**EXERCISE DETAILS:** Copy every line, leaving nothing out and adding nothing.

╔══

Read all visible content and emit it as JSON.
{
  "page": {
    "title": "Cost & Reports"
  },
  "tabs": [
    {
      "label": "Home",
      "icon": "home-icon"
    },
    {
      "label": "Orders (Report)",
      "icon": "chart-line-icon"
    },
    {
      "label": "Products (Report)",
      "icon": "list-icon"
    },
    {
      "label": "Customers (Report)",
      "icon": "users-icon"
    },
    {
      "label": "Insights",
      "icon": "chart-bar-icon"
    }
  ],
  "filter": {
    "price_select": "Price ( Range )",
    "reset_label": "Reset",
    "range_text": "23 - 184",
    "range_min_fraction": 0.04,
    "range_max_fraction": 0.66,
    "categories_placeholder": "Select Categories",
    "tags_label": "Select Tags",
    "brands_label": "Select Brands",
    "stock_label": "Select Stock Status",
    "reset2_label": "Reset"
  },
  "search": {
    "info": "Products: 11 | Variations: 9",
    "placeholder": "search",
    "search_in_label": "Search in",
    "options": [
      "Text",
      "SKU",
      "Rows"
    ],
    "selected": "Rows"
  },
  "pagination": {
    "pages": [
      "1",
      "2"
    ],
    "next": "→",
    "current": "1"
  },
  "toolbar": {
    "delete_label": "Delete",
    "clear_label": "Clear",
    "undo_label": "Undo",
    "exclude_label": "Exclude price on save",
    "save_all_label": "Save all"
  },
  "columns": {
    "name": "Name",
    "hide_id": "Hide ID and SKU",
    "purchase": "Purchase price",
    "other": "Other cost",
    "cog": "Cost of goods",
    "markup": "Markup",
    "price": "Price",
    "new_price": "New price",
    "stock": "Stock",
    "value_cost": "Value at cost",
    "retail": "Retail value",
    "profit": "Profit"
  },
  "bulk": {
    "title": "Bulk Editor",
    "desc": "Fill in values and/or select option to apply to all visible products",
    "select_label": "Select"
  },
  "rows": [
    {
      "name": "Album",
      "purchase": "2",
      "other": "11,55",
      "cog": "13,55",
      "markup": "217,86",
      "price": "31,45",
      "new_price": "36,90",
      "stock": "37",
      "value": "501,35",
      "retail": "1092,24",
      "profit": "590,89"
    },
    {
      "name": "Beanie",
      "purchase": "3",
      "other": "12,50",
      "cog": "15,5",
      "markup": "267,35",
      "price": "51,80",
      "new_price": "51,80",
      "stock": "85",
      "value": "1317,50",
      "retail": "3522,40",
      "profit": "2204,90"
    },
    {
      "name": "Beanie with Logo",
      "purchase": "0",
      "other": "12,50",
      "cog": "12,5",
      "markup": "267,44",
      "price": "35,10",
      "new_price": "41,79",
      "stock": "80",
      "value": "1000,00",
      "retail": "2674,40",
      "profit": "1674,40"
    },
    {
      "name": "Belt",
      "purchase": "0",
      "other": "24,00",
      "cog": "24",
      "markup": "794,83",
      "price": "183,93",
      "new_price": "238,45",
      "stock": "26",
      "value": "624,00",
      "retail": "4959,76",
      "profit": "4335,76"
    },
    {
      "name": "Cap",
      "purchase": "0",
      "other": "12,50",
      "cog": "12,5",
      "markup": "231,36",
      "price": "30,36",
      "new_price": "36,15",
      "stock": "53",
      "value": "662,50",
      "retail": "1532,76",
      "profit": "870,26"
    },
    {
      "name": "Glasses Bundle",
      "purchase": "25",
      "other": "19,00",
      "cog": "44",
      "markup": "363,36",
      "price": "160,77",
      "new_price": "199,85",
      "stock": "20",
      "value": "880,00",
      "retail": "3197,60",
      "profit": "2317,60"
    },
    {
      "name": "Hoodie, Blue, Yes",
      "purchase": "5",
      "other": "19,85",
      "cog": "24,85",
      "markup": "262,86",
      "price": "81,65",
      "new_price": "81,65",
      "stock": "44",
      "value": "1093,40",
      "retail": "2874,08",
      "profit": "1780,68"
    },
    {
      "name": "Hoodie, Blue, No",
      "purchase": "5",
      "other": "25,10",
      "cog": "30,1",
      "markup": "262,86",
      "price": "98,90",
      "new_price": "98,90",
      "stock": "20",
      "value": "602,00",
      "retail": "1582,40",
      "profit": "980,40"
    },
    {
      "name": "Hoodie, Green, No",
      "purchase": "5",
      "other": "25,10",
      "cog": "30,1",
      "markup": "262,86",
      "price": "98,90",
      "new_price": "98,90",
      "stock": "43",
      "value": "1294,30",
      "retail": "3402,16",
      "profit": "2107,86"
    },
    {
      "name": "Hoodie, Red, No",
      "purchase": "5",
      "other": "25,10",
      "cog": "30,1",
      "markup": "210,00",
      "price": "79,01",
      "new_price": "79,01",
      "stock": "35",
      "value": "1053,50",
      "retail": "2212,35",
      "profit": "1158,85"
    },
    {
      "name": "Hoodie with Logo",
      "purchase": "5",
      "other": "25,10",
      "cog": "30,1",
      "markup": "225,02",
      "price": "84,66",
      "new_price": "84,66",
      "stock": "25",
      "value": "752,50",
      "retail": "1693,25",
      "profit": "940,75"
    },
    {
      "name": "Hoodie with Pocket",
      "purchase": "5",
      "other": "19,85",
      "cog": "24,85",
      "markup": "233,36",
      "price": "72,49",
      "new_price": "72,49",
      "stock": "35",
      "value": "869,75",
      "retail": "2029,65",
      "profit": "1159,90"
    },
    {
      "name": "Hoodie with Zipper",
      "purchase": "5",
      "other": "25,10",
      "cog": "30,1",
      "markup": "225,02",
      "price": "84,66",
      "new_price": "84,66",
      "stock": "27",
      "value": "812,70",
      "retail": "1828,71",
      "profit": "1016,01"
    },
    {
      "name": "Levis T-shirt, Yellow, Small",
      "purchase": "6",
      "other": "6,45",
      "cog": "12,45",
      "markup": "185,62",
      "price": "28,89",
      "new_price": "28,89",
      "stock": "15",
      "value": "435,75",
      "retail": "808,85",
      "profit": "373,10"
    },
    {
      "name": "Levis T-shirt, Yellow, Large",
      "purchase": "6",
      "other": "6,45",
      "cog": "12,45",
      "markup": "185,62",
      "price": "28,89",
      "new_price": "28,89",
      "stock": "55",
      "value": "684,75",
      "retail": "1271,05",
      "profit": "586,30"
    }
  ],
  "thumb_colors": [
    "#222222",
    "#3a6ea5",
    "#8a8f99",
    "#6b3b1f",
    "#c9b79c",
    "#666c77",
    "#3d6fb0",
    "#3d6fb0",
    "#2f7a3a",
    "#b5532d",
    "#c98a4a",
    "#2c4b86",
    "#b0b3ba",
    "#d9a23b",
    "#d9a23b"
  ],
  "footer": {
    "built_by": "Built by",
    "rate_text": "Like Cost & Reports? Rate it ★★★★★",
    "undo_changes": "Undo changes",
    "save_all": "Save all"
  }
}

╚══

**THE OUTPUT:**
Read all visible content and emit it as JSON.
{
  "page": {
    "title": "Cost & Reports"
  },
  "tabs": [
    {
      "label": "Home",
      "icon": "home-icon"
    },
    {
      "label": "Orders (Report)",
      "icon": "chart-line-icon"
    },
    {
      "label": "Products (Report)",
      "icon": "list-icon"
    },
    {
      "label": "Customers (Report)",
      "icon": "users-icon"
    },
    {
      "label": "Insights",
      "icon": "chart-bar-icon"
    }
  ],
  "filter": {
    "price_select": "Price ( Range )",
    "reset_label": "Reset",
    "range_text": "23 - 184",
    "range_min_fraction": 0.04,
    "range_max_fraction": 0.66,
    "categories_placeholder": "Select Categories",
    "tags_label": "Select Tags",
    "brands_label": "Select Brands",
    "stock_label": "Select Stock Status",
    "reset2_label": "Reset"
  },
  "search": {
    "info": "Products: 11 | Variations: 9",
    "placeholder": "search",
    "search_in_label": "Search in",
    "options": [
      "Text",
      "SKU",
      "Rows"
    ],
    "selected": "Rows"
  },
  "pagination": {
    "pages": [
      "1",
      "2"
    ],
    "next": "→",
    "current": "1"
  },
  "toolbar": {
    "delete_label": "Delete",
    "clear_label": "Clear",
    "undo_label": "Undo",
    "exclude_label": "Exclude price on save",
    "save_all_label": "Save all"
  },
  "columns": {
    "name": "Name",
    "hide_id": "Hide ID and SKU",
    "purchase": "Purchase price",
    "other": "Other cost",
    "cog": "Cost of goods",
    "markup": "Markup",
    "price": "Price",
    "new_price": "New price",
    "stock": "Stock",
    "value_cost": "Value at cost",
    "retail": "Retail value",
    "profit": "Profit"
  },
  "bulk": {
    "title": "Bulk Editor",
    "desc": "Fill in values and/or select option to apply to all visible products",
    "select_label": "Select"
  },
  "rows": [
    {
      "name": "Album",
      "purchase": "2",
      "other": "11,55",
      "cog": "13,55",
      "markup": "217,86",
      "price": "31,45",
      "new_price": "36,90",
      "stock": "37",
      "value": "501,35",
      "retail": "1092,24",
      "profit": "590,89"
    },
    {
      "name": "Beanie",
      "purchase": "3",
      "other": "12,50",
      "cog": "15,5",
      "markup": "267,35",
      "price": "51,80",
      "new_price": "51,80",
      "stock": "85",
      "value": "1317,50",
      "retail": "3522,40",
      "profit": "2204,90"
    },
    {
      "name": "Beanie with Logo",
      "purchase": "0",
      "other": "12,50",
      "cog": "12,5",
      "markup": "267,44",
      "price": "35,10",
      "new_price": "41,79",
      "stock": "80",
      "value": "1000,00",
      "retail": "2674,40",
      "profit": "1674,40"
    },
    {
      "name": "Belt",
      "purchase": "0",
      "other": "24,00",
      "cog": "24",
      "markup": "794,83",
      "price": "183,93",
      "new_price": "238,45",
      "stock": "26",
      "value": "624,00",
      "retail": "4959,76",
      "profit": "4335,76"
    },
    {
      "name": "Cap",
      "purchase": "0",
      "other": "12,50",
      "cog": "12,5",
      "markup": "231,36",
      "price": "30,36",
      "new_price": "36,15",
      "stock": "53",
      "value": "662,50",
      "retail": "1532,76",
      "profit": "870,26"
    },
    {
      "name": "Glasses Bundle",
      "purchase": "25",
      "other": "19,00",
      "cog": "44",
      "markup": "363,36",
      "price": "160,77",
      "new_price": "199,85",
      "stock": "20",
      "value": "880,00",
      "retail": "3197,60",
      "profit": "2317,60"
    },
    {
      "name": "Hoodie, Blue, Yes",
      "purchase": "5",
      "other": "19,85",
      "cog": "24,85",
      "markup": "262,86",
      "price": "81,65",
      "new_price": "81,65",
      "stock": "44",
      "value": "1093,40",
      "retail": "2874,08",
      "profit": "1780,68"
    },
    {
      "name": "Hoodie, Blue, No",
      "purchase": "5",
      "other": "25,10",
      "cog": "30,1",
      "markup": "262,86",
      "price": "98,90",
      "new_price": "98,90",
      "stock": "20",
      "value": "602,00",
      "retail": "1582,40",
      "profit": "980,40"
    },
    {
      "name": "Hoodie, Green, No",
      "purchase": "5",
      "other": "25,10",
      "cog": "30,1",
      "markup": "262,86",
      "price": "98,90",
      "new_price": "98,90",
      "stock": "43",
      "value": "1294,30",
      "retail": "3402,16",
      "profit": "2107,86"
    },
    {
      "name": "Hoodie, Red, No",
      "purchase": "5",
      "other": "25,10",
      "cog": "30,1",
      "markup": "210,00",
      "price": "79,01",
      "new_price": "79,01",
      "stock": "35",
      "value": "1053,50",
      "retail": "2212,35",
      "profit": "1158,85"
    },
    {
      "name": "Hoodie with Logo",
      "purchase": "5",
      "other": "25,10",
      "cog": "30,1",
      "markup": "225,02",
      "price": "84,66",
      "new_price": "84,66",
      "stock": "25",
      "value": "752,50",
      "retail": "1693,25",
      "profit": "940,75"
    },
    {
      "name": "Hoodie with Pocket",
      "purchase": "5",
      "other": "19,85",
      "cog": "24,85",
      "markup": "233,36",
      "price": "72,49",
      "new_price": "72,49",
      "stock": "35",
      "value": "869,75",
      "retail": "2029,65",
      "profit": "1159,90"
    },
    {
      "name": "Hoodie with Zipper",
      "purchase": "5",
      "other": "25,10",
      "cog": "30,1",
      "markup": "225,02",
      "price": "84,66",
      "new_price": "84,66",
      "stock": "27",
      "value": "812,70",
      "retail": "1828,71",
      "profit": "1016,01"
    },
    {
      "name": "Levis T-shirt, Yellow, Small",
      "purchase": "6",
      "other": "6,45",
      "cog": "12,45",
      "markup": "185,62",
      "price": "28,89",
      "new_price": "28,89",
      "stock": "15",
      "value": "435,75",
      "retail": "808,85",
      "profit": "373,10"
    },
    {
      "name": "Levis T-shirt, Yellow, Large",
      "purchase": "6",
      "other": "6,45",
      "cog": "12,45",
      "markup": "185,62",
      "price": "28,89",
      "new_price": "28,89",
      "stock": "55",
      "value": "684,75",
      "retail": "1271,05",
      "profit": "586,30"
    }
  ],
  "thumb_colors": [
    "#222222",
    "#3a6ea5",
    "#8a8f99",
    "#6b3b1f",
    "#c9b79c",
    "#666c77",
    "#3d6fb0",
    "#3d6fb0",
    "#2f7a3a",
    "#b5532d",
    "#c98a4a",
    "#2c4b86",
    "#b0b3ba",
    "#d9a23b",
    "#d9a23b"
  ],
  "footer": {
    "built_by": "Built by",
    "rate_text": "Like Cost & Reports? Rate it ★★★★★",
    "undo_changes": "Undo changes",
    "save_all": "Save all"
  }
}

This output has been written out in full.